### [Task goal]
Wherever the string "price" appears, copy the whole line.

— START OF Exercise materials —

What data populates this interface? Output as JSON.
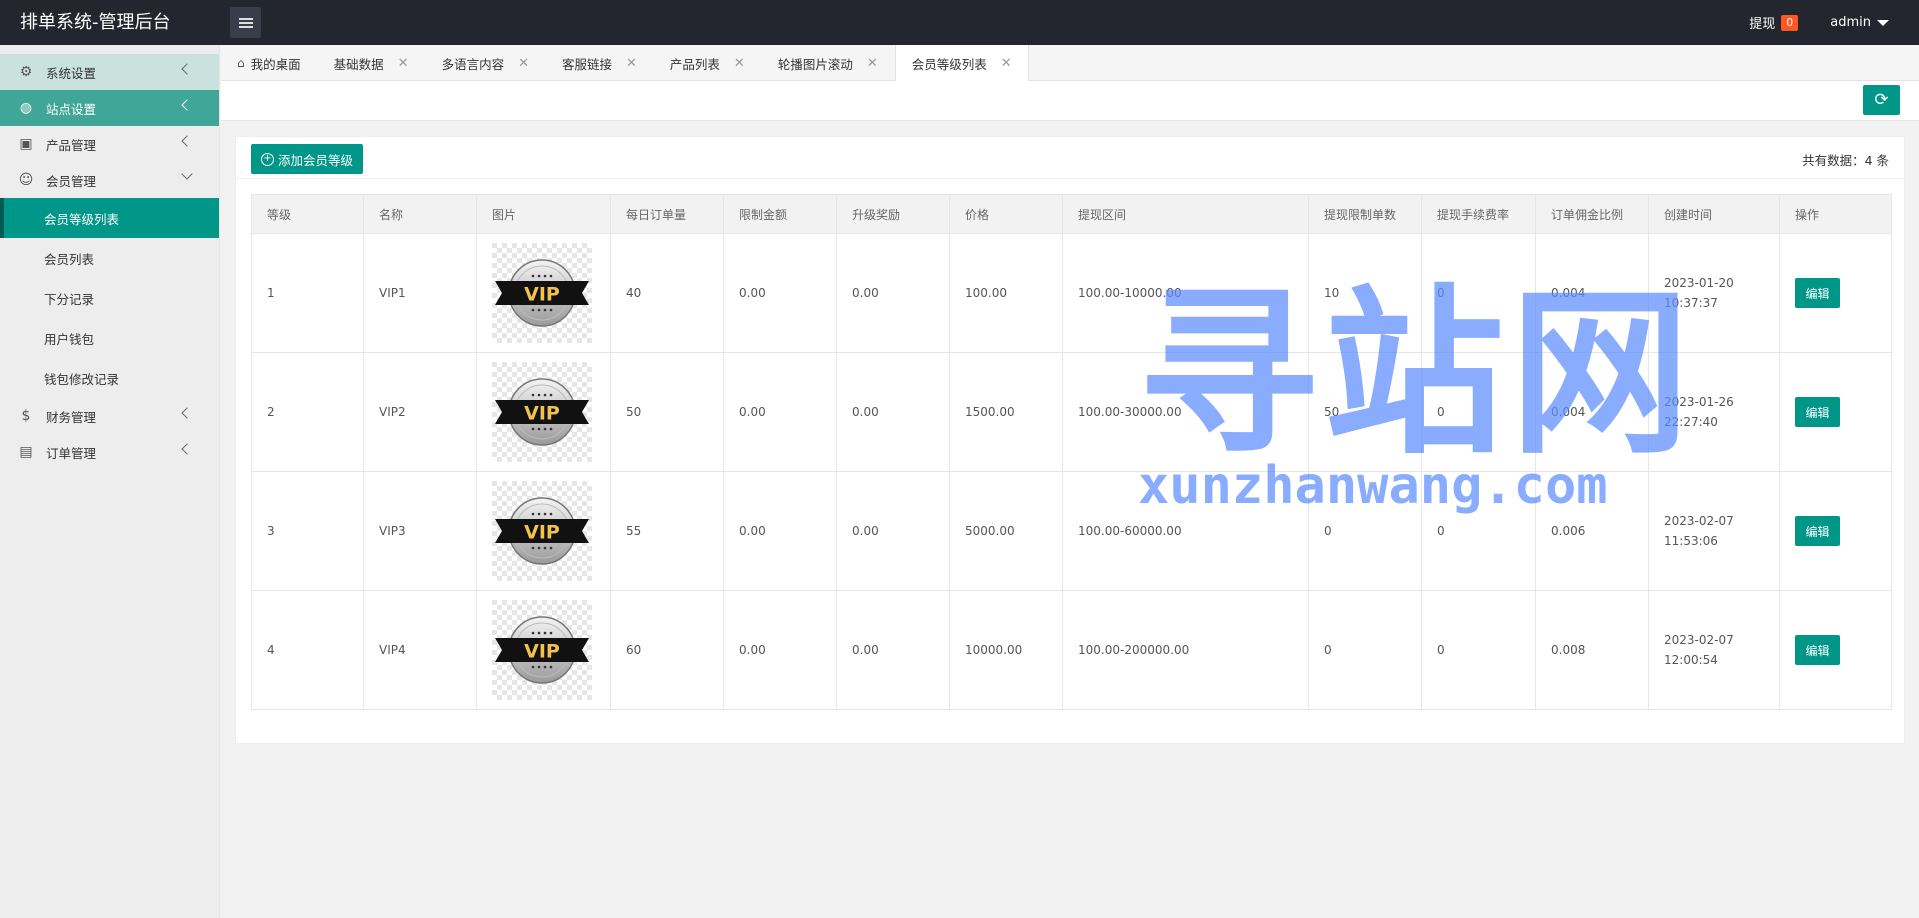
{
  "header": {
    "title": "排单系统-管理后台",
    "withdraw_label": "提现",
    "withdraw_badge": "0",
    "user": "admin"
  },
  "sidebar": {
    "items": [
      {
        "label": "系统设置",
        "icon": "gear-icon"
      },
      {
        "label": "站点设置",
        "icon": "globe-icon"
      },
      {
        "label": "产品管理",
        "icon": "box-icon"
      },
      {
        "label": "会员管理",
        "icon": "user-icon"
      },
      {
        "label": "财务管理",
        "icon": "dollar-icon"
      },
      {
        "label": "订单管理",
        "icon": "package-icon"
      }
    ],
    "subitems": [
      "会员等级列表",
      "会员列表",
      "下分记录",
      "用户钱包",
      "钱包修改记录"
    ]
  },
  "tabs": [
    "我的桌面",
    "基础数据",
    "多语言内容",
    "客服链接",
    "产品列表",
    "轮播图片滚动",
    "会员等级列表"
  ],
  "toolbar": {
    "add_label": "添加会员等级",
    "total_text": "共有数据：4 条"
  },
  "table": {
    "headers": [
      "等级",
      "名称",
      "图片",
      "每日订单量",
      "限制金额",
      "升级奖励",
      "价格",
      "提现区间",
      "提现限制单数",
      "提现手续费率",
      "订单佣金比例",
      "创建时间",
      "操作"
    ],
    "edit_label": "编辑",
    "vip_badge_text": "VIP",
    "rows": [
      {
        "level": "1",
        "name": "VIP1",
        "daily": "40",
        "limit": "0.00",
        "reward": "0.00",
        "price": "100.00",
        "range": "100.00-10000.00",
        "wd_count": "10",
        "fee": "0",
        "commission": "0.004",
        "time": "2023-01-20 10:37:37"
      },
      {
        "level": "2",
        "name": "VIP2",
        "daily": "50",
        "limit": "0.00",
        "reward": "0.00",
        "price": "1500.00",
        "range": "100.00-30000.00",
        "wd_count": "50",
        "fee": "0",
        "commission": "0.004",
        "time": "2023-01-26 22:27:40"
      },
      {
        "level": "3",
        "name": "VIP3",
        "daily": "55",
        "limit": "0.00",
        "reward": "0.00",
        "price": "5000.00",
        "range": "100.00-60000.00",
        "wd_count": "0",
        "fee": "0",
        "commission": "0.006",
        "time": "2023-02-07 11:53:06"
      },
      {
        "level": "4",
        "name": "VIP4",
        "daily": "60",
        "limit": "0.00",
        "reward": "0.00",
        "price": "10000.00",
        "range": "100.00-200000.00",
        "wd_count": "0",
        "fee": "0",
        "commission": "0.008",
        "time": "2023-02-07 12:00:54"
      }
    ]
  },
  "watermark": {
    "cn": "寻站网",
    "url": "xunzhanwang.com"
  },
  "colors": {
    "accent": "#009688",
    "header_bg": "#23262e",
    "badge": "#ff5722",
    "watermark": "#5b8cff"
  }
}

— END OF Exercise materials —

### [Correct answer]
        "price": "100.00",
        "price": "1500.00",
        "price": "5000.00",
        "price": "10000.00",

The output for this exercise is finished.